The exercise :: Count the lines below that contain the word "name", and give only that number.

▬▬▬▬▬▬

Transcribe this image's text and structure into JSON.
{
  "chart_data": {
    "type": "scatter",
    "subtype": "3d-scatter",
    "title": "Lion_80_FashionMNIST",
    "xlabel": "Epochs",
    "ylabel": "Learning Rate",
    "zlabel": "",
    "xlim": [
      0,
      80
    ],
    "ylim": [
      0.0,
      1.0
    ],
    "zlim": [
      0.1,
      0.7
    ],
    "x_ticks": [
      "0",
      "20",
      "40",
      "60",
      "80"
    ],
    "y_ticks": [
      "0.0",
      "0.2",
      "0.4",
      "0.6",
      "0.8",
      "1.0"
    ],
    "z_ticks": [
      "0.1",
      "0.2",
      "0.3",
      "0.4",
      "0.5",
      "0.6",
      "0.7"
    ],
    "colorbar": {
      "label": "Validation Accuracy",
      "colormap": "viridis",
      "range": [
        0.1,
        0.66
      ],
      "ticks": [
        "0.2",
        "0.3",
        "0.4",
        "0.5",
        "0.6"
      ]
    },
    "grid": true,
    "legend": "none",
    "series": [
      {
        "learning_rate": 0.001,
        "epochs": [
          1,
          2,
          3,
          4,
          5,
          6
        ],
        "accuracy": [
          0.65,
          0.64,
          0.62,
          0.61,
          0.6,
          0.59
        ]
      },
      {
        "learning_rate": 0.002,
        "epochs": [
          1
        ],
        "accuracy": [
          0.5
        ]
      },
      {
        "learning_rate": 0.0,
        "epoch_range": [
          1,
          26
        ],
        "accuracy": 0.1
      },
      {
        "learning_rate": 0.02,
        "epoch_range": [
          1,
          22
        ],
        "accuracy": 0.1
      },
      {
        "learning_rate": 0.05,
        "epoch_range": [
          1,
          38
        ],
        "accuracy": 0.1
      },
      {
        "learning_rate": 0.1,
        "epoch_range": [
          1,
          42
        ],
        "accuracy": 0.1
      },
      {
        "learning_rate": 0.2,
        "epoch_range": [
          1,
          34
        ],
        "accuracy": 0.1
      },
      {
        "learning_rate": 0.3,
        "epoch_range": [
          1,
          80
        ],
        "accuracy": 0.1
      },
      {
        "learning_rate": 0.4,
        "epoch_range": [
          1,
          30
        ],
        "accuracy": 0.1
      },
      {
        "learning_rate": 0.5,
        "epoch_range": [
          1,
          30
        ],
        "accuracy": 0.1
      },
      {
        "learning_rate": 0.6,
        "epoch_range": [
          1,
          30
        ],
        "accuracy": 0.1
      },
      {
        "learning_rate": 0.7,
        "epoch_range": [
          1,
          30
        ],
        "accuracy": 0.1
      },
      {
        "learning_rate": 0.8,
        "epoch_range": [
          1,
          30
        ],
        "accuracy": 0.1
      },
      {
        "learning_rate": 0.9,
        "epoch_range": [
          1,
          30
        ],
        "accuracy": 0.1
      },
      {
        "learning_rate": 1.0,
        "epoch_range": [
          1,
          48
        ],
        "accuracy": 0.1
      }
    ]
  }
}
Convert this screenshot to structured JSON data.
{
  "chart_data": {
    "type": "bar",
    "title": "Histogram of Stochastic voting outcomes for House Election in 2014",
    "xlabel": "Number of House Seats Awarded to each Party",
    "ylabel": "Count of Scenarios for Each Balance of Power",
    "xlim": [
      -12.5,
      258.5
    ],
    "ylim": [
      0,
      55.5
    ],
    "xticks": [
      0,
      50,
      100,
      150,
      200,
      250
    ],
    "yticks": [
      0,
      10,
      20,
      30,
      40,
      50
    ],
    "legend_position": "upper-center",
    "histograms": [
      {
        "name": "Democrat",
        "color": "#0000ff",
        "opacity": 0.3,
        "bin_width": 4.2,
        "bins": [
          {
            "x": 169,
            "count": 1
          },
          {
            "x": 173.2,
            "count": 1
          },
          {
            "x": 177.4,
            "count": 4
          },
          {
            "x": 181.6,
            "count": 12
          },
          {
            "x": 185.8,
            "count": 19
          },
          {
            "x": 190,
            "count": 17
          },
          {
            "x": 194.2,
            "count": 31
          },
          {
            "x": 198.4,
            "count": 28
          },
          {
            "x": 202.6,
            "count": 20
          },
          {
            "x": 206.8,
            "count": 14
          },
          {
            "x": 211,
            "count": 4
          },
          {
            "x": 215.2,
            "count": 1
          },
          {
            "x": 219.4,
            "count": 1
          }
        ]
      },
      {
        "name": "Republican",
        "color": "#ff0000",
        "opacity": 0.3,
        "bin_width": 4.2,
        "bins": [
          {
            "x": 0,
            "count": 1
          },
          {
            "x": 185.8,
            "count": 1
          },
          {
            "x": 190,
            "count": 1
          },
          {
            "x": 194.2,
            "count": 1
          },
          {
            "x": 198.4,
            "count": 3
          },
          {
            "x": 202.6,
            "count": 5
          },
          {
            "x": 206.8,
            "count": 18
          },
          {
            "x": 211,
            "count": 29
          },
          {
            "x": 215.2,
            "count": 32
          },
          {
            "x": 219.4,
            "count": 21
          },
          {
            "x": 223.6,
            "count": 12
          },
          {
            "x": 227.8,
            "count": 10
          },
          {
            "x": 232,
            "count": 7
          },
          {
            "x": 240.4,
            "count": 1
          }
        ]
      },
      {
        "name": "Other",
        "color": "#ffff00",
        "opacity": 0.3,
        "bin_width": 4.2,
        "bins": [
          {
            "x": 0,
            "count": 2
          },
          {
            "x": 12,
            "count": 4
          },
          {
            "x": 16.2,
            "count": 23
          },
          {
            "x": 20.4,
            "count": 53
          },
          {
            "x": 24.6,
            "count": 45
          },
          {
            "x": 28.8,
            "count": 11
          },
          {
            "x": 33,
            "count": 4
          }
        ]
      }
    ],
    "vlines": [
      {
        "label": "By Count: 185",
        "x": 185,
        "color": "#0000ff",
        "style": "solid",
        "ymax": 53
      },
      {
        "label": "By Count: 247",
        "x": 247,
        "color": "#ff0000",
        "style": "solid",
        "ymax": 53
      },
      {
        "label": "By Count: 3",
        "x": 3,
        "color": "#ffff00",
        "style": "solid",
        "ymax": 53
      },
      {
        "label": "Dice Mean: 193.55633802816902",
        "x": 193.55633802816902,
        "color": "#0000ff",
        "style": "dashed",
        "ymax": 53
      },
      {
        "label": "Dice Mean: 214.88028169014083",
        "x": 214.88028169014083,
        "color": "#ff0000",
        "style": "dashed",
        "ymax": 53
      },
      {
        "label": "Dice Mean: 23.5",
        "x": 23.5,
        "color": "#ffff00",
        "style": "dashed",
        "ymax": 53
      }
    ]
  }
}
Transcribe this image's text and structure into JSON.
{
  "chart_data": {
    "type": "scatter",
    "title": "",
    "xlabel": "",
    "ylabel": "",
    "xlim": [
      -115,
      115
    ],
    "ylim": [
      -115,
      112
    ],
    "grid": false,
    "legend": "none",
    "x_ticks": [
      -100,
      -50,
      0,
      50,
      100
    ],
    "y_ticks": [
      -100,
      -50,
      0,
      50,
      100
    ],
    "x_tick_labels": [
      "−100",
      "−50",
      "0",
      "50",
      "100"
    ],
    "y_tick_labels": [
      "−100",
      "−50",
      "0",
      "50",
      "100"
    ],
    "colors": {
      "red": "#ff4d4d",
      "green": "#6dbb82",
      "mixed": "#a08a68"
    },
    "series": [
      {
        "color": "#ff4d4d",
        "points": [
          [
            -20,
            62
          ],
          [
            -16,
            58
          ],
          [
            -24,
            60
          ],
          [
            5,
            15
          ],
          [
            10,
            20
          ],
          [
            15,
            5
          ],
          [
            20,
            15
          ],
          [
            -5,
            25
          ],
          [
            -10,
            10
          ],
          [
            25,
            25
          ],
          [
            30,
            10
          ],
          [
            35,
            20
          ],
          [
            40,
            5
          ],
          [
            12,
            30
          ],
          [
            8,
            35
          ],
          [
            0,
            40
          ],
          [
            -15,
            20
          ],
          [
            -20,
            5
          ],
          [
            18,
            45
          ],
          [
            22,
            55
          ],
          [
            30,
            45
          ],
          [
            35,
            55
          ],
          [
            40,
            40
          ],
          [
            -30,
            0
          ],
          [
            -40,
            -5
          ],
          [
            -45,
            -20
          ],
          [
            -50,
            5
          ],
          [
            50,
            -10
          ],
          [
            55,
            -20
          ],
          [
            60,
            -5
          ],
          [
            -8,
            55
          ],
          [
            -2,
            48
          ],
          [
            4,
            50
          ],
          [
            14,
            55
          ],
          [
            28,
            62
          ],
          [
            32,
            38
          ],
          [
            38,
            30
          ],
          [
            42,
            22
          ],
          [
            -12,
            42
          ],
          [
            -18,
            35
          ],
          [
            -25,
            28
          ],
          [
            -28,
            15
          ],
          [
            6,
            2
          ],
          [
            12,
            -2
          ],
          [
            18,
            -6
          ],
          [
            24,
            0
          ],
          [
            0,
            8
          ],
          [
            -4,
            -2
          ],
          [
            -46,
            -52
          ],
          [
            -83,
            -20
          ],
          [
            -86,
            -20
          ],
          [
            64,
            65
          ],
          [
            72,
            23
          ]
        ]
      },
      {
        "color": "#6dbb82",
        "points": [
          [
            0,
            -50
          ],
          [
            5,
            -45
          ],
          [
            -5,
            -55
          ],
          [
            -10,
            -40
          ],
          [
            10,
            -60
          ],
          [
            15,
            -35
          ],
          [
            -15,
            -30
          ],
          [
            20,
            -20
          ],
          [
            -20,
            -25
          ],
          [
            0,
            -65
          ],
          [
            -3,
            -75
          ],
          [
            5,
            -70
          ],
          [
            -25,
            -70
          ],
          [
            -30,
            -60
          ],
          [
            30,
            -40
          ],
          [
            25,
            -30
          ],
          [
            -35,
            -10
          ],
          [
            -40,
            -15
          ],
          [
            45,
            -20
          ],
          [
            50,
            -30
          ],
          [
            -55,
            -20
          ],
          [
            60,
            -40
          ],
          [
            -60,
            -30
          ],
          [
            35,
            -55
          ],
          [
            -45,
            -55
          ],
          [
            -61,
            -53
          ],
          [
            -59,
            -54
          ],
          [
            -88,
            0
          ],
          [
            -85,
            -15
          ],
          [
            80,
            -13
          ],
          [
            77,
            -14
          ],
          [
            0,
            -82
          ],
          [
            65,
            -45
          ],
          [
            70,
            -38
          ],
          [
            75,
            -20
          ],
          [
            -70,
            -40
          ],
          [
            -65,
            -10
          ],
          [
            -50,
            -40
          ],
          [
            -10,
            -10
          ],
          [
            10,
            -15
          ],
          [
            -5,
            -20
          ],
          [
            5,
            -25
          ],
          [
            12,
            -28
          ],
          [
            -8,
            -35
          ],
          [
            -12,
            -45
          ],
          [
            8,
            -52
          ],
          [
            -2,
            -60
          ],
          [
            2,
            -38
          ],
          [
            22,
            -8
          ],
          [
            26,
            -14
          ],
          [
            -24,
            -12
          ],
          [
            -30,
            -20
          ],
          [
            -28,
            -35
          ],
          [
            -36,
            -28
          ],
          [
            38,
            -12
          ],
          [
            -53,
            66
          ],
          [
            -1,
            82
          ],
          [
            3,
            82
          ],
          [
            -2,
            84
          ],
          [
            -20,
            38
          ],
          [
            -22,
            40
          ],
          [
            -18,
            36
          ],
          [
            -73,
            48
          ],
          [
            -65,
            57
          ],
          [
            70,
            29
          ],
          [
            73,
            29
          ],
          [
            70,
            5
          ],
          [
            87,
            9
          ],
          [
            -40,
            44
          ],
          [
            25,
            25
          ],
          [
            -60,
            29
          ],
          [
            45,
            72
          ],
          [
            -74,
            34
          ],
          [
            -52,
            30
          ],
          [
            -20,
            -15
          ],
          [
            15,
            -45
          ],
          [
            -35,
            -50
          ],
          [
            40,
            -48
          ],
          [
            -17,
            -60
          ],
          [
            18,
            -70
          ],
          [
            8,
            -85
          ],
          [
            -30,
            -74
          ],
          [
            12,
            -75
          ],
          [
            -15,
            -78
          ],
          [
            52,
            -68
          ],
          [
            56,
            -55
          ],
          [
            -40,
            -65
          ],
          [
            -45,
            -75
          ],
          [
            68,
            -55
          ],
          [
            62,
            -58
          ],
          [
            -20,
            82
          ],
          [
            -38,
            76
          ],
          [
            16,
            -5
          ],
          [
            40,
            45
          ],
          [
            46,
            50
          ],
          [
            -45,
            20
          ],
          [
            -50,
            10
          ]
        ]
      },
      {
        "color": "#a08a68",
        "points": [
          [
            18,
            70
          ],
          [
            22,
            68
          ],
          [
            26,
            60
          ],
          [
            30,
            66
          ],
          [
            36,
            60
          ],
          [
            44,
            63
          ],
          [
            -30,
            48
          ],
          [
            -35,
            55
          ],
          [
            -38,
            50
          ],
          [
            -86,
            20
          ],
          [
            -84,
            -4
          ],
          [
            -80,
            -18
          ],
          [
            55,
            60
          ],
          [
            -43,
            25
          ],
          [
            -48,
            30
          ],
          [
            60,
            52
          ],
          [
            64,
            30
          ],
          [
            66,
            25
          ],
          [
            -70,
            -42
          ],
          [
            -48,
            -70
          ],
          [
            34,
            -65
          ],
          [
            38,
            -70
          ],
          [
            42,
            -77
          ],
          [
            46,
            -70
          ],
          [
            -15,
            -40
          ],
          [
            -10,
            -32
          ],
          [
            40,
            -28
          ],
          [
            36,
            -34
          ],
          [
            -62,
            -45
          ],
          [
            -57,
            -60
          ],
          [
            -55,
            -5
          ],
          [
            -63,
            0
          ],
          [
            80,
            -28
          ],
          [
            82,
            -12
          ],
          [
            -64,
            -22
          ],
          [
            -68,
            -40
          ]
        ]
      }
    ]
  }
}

▬▬▬▬▬▬

Answer :: 3